──────── The data ────────
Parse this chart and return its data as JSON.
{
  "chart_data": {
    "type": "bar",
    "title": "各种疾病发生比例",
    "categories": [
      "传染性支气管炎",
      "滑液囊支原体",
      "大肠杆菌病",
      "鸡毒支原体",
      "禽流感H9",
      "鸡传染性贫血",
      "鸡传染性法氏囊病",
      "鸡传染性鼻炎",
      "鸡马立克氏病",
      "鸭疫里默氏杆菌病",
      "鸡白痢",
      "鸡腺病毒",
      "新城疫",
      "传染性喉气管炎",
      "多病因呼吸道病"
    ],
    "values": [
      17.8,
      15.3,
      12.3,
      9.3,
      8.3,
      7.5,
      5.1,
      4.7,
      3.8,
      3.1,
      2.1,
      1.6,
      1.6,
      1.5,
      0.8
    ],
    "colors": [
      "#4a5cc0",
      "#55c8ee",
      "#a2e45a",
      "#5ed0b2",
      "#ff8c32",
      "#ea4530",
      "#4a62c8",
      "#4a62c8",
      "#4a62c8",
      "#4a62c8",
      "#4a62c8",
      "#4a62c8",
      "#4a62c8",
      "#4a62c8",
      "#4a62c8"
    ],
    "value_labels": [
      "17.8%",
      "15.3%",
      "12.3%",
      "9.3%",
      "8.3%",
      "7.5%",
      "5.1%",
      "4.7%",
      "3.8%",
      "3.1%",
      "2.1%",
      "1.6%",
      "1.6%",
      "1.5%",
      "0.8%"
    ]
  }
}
────────
──────── The data ────────
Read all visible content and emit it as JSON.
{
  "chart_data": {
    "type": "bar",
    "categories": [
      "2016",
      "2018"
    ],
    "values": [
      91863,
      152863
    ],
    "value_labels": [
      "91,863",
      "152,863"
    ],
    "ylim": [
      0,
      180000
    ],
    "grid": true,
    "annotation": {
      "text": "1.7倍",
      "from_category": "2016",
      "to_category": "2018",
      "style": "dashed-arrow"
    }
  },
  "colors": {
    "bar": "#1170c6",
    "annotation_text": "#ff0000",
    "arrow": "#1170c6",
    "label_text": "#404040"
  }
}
────────
» **Short exercise**: Locate the word "JSON" in the entries, and copy every line where it is found.

» **Result of the task**:
Parse this chart and return its data as JSON.
Read all visible content and emit it as JSON.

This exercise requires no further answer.